- Input for this task:
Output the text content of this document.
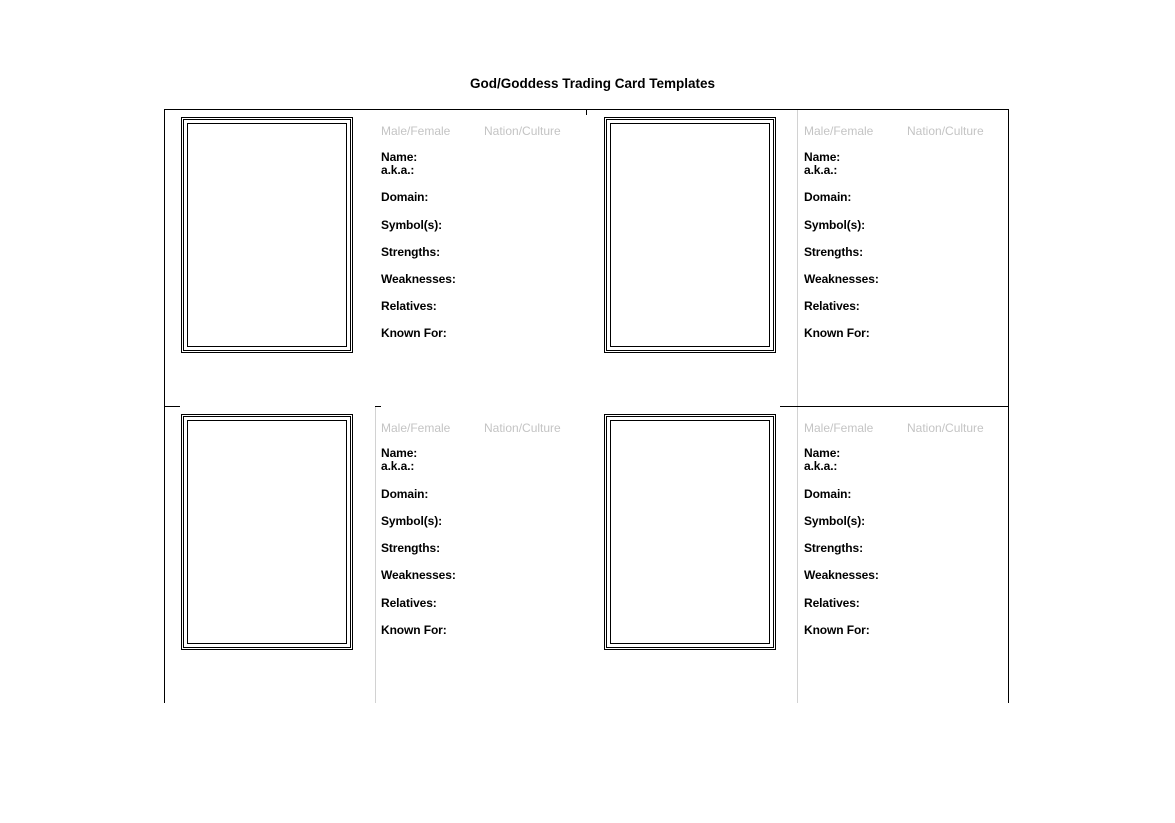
God/Goddess Trading Card Templates
Male/Female	Nation/Culture
Name:
a.k.a.:
Domain:
Symbol(s):
Strengths:
Weaknesses:
Relatives:
Known For:
Male/Female	Nation/Culture
Name:
a.k.a.:
Domain:
Symbol(s):
Strengths:
Weaknesses:
Relatives:
Known For:
Male/Female	Nation/Culture
Name:
a.k.a.:
Domain:
Symbol(s):
Strengths:
Weaknesses:
Relatives:
Known For:
Male/Female	Nation/Culture
Name:
a.k.a.:
Domain:
Symbol(s):
Strengths:
Weaknesses:
Relatives:
Known For:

- Short problem: Pictures are to be left out; repeat all the remaining data exactly.

- Worked answer:
Output the text content of this document.
God/Goddess Trading Card Templates
Male/Female	Nation/Culture
Name:
a.k.a.:
Domain:
Symbol(s):
Strengths:
Weaknesses:
Relatives:
Known For:
Male/Female	Nation/Culture
Name:
a.k.a.:
Domain:
Symbol(s):
Strengths:
Weaknesses:
Relatives:
Known For:
Male/Female	Nation/Culture
Name:
a.k.a.:
Domain:
Symbol(s):
Strengths:
Weaknesses:
Relatives:
Known For:
Male/Female	Nation/Culture
Name:
a.k.a.:
Domain:
Symbol(s):
Strengths:
Weaknesses:
Relatives:
Known For:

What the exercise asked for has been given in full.